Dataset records
#####
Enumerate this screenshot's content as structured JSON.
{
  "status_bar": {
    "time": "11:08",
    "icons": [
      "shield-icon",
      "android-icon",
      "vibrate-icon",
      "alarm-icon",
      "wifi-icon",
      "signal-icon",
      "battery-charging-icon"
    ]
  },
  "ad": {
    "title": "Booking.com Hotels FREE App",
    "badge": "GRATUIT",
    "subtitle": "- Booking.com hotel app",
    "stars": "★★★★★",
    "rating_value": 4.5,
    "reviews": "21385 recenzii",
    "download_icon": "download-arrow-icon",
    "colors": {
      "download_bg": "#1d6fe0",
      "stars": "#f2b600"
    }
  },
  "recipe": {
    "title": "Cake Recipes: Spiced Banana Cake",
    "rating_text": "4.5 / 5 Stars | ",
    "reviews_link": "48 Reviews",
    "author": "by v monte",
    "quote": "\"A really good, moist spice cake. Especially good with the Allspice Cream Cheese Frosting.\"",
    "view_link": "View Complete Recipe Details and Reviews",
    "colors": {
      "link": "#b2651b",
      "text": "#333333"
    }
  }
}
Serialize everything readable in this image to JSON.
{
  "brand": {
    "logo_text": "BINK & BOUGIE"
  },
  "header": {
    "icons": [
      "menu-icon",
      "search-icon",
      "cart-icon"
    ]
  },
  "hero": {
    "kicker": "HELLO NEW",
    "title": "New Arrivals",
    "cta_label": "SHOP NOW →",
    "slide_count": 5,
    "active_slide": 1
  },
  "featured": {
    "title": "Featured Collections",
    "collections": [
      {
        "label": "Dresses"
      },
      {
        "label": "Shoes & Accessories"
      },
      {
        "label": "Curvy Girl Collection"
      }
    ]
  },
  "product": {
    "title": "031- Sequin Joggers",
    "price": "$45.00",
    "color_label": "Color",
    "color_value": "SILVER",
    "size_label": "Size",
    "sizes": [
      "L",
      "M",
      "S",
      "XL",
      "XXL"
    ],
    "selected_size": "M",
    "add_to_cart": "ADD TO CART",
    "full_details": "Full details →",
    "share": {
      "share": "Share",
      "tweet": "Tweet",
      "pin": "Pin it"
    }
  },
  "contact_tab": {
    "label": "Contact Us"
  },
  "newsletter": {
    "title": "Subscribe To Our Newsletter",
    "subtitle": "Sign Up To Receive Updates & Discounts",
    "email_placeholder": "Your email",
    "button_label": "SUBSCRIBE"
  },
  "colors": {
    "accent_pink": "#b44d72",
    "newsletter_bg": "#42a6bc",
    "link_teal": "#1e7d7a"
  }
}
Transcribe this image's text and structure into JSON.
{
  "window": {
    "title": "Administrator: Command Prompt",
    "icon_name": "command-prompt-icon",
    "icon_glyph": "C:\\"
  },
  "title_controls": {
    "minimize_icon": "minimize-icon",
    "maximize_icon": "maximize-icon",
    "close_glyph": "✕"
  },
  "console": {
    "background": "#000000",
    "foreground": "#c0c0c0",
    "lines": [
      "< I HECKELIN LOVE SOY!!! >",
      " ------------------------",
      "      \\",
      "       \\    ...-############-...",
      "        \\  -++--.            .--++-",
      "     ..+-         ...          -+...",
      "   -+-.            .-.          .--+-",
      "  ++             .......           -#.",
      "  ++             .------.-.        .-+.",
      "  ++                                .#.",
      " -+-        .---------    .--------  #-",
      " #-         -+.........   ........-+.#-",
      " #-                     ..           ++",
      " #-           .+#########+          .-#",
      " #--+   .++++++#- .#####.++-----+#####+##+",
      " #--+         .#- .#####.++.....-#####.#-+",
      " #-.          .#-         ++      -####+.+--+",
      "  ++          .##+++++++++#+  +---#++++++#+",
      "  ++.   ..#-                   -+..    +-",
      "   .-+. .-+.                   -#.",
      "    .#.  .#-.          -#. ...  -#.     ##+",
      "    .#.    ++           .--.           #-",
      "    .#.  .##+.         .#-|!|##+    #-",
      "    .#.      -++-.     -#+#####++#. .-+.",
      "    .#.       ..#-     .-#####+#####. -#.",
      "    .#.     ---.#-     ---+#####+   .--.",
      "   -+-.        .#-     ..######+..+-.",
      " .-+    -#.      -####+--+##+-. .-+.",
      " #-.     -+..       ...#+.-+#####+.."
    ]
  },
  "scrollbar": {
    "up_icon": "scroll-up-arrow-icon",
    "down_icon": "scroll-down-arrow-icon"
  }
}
#####
§ Stated problem:
Every record should be repeated exactly; please leave none out.

§ The reply:
Enumerate this screenshot's content as structured JSON.
{
  "status_bar": {
    "time": "11:08",
    "icons": [
      "shield-icon",
      "android-icon",
      "vibrate-icon",
      "alarm-icon",
      "wifi-icon",
      "signal-icon",
      "battery-charging-icon"
    ]
  },
  "ad": {
    "title": "Booking.com Hotels FREE App",
    "badge": "GRATUIT",
    "subtitle": "- Booking.com hotel app",
    "stars": "★★★★★",
    "rating_value": 4.5,
    "reviews": "21385 recenzii",
    "download_icon": "download-arrow-icon",
    "colors": {
      "download_bg": "#1d6fe0",
      "stars": "#f2b600"
    }
  },
  "recipe": {
    "title": "Cake Recipes: Spiced Banana Cake",
    "rating_text": "4.5 / 5 Stars | ",
    "reviews_link": "48 Reviews",
    "author": "by v monte",
    "quote": "\"A really good, moist spice cake. Especially good with the Allspice Cream Cheese Frosting.\"",
    "view_link": "View Complete Recipe Details and Reviews",
    "colors": {
      "link": "#b2651b",
      "text": "#333333"
    }
  }
}
Serialize everything readable in this image to JSON.
{
  "brand": {
    "logo_text": "BINK & BOUGIE"
  },
  "header": {
    "icons": [
      "menu-icon",
      "search-icon",
      "cart-icon"
    ]
  },
  "hero": {
    "kicker": "HELLO NEW",
    "title": "New Arrivals",
    "cta_label": "SHOP NOW →",
    "slide_count": 5,
    "active_slide": 1
  },
  "featured": {
    "title": "Featured Collections",
    "collections": [
      {
        "label": "Dresses"
      },
      {
        "label": "Shoes & Accessories"
      },
      {
        "label": "Curvy Girl Collection"
      }
    ]
  },
  "product": {
    "title": "031- Sequin Joggers",
    "price": "$45.00",
    "color_label": "Color",
    "color_value": "SILVER",
    "size_label": "Size",
    "sizes": [
      "L",
      "M",
      "S",
      "XL",
      "XXL"
    ],
    "selected_size": "M",
    "add_to_cart": "ADD TO CART",
    "full_details": "Full details →",
    "share": {
      "share": "Share",
      "tweet": "Tweet",
      "pin": "Pin it"
    }
  },
  "contact_tab": {
    "label": "Contact Us"
  },
  "newsletter": {
    "title": "Subscribe To Our Newsletter",
    "subtitle": "Sign Up To Receive Updates & Discounts",
    "email_placeholder": "Your email",
    "button_label": "SUBSCRIBE"
  },
  "colors": {
    "accent_pink": "#b44d72",
    "newsletter_bg": "#42a6bc",
    "link_teal": "#1e7d7a"
  }
}
Transcribe this image's text and structure into JSON.
{
  "window": {
    "title": "Administrator: Command Prompt",
    "icon_name": "command-prompt-icon",
    "icon_glyph": "C:\\"
  },
  "title_controls": {
    "minimize_icon": "minimize-icon",
    "maximize_icon": "maximize-icon",
    "close_glyph": "✕"
  },
  "console": {
    "background": "#000000",
    "foreground": "#c0c0c0",
    "lines": [
      "< I HECKELIN LOVE SOY!!! >",
      " ------------------------",
      "      \\",
      "       \\    ...-############-...",
      "        \\  -++--.            .--++-",
      "     ..+-         ...          -+...",
      "   -+-.            .-.          .--+-",
      "  ++             .......           -#.",
      "  ++             .------.-.        .-+.",
      "  ++                                .#.",
      " -+-        .---------    .--------  #-",
      " #-         -+.........   ........-+.#-",
      " #-                     ..           ++",
      " #-           .+#########+          .-#",
      " #--+   .++++++#- .#####.++-----+#####+##+",
      " #--+         .#- .#####.++.....-#####.#-+",
      " #-.          .#-         ++      -####+.+--+",
      "  ++          .##+++++++++#+  +---#++++++#+",
      "  ++.   ..#-                   -+..    +-",
      "   .-+. .-+.                   -#.",
      "    .#.  .#-.          -#. ...  -#.     ##+",
      "    .#.    ++           .--.           #-",
      "    .#.  .##+.         .#-|!|##+    #-",
      "    .#.      -++-.     -#+#####++#. .-+.",
      "    .#.       ..#-     .-#####+#####. -#.",
      "    .#.     ---.#-     ---+#####+   .--.",
      "   -+-.        .#-     ..######+..+-.",
      " .-+    -#.      -####+--+##+-. .-+.",
      " #-.     -+..       ...#+.-+#####+.."
    ]
  },
  "scrollbar": {
    "up_icon": "scroll-up-arrow-icon",
    "down_icon": "scroll-down-arrow-icon"
  }
}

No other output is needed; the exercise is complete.